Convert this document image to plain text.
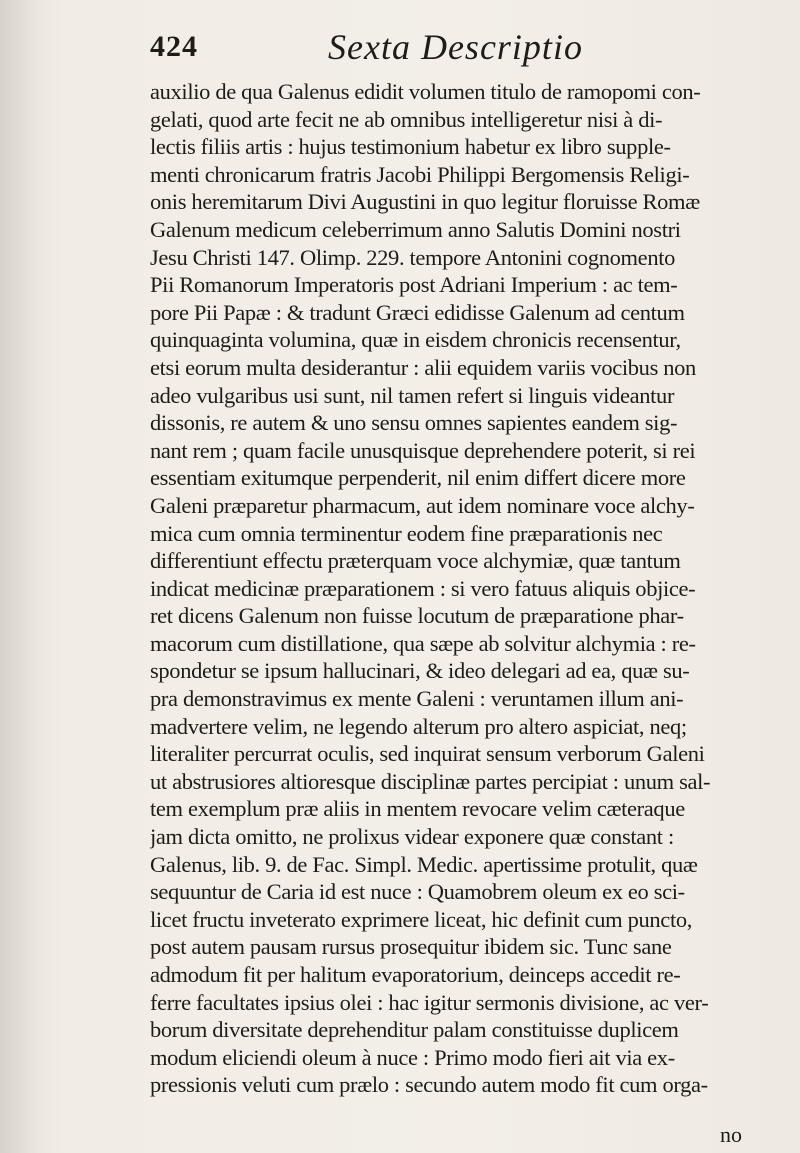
424	Sexta Descriptio
auxilio de qua Galenus edidit volumen titulo de ramopomi con-
gelati, quod arte fecit ne ab omnibus intelligeretur nisi à di-
lectis filiis artis : hujus testimonium habetur ex libro supple-
menti chronicarum fratris Jacobi Philippi Bergomensis Religi-
onis heremitarum Divi Augustini in quo legitur floruisse Romæ
Galenum medicum celeberrimum anno Salutis Domini nostri
Jesu Christi 147. Olimp. 229. tempore Antonini cognomento
Pii Romanorum Imperatoris post Adriani Imperium : ac tem-
pore Pii Papæ : & tradunt Græci edidisse Galenum ad centum
quinquaginta volumina, quæ in eisdem chronicis recensentur,
etsi eorum multa desiderantur : alii equidem variis vocibus non
adeo vulgaribus usi sunt, nil tamen refert si linguis videantur
dissonis, re autem & uno sensu omnes sapientes eandem sig-
nant rem ; quam facile unusquisque deprehendere poterit, si rei
essentiam exitumque perpenderit, nil enim differt dicere more
Galeni præparetur pharmacum, aut idem nominare voce alchy-
mica cum omnia terminentur eodem fine præparationis nec
differentiunt effectu præterquam voce alchymiæ, quæ tantum
indicat medicinæ præparationem : si vero fatuus aliquis objice-
ret dicens Galenum non fuisse locutum de præparatione phar-
macorum cum distillatione, qua sæpe ab solvitur alchymia : re-
spondetur se ipsum hallucinari, & ideo delegari ad ea, quæ su-
pra demonstravimus ex mente Galeni : veruntamen illum ani-
madvertere velim, ne legendo alterum pro altero aspiciat, neq;
literaliter percurrat oculis, sed inquirat sensum verborum Galeni
ut abstrusiores altioresque disciplinæ partes percipiat : unum sal-
tem exemplum præ aliis in mentem revocare velim cæteraque
jam dicta omitto, ne prolixus videar exponere quæ constant :
Galenus, lib. 9. de Fac. Simpl. Medic. apertissime protulit, quæ
sequuntur de Caria id est nuce : Quamobrem oleum ex eo sci-
licet fructu inveterato exprimere liceat, hic definit cum puncto,
post autem pausam rursus prosequitur ibidem sic. Tunc sane
admodum fit per halitum evaporatorium, deinceps accedit re-
ferre facultates ipsius olei : hac igitur sermonis divisione, ac ver-
borum diversitate deprehenditur palam constituisse duplicem
modum eliciendi oleum à nuce : Primo modo fieri ait via ex-
pressionis veluti cum prælo : secundo autem modo fit cum orga-
no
━━━━━━━━━━━━━━━━
## Work to do
Using the records above, find and show each line with the string "nuce".

## Reply
sequuntur de Caria id est nuce : Quamobrem oleum ex eo sci-
modum eliciendi oleum à nuce : Primo modo fieri ait via ex-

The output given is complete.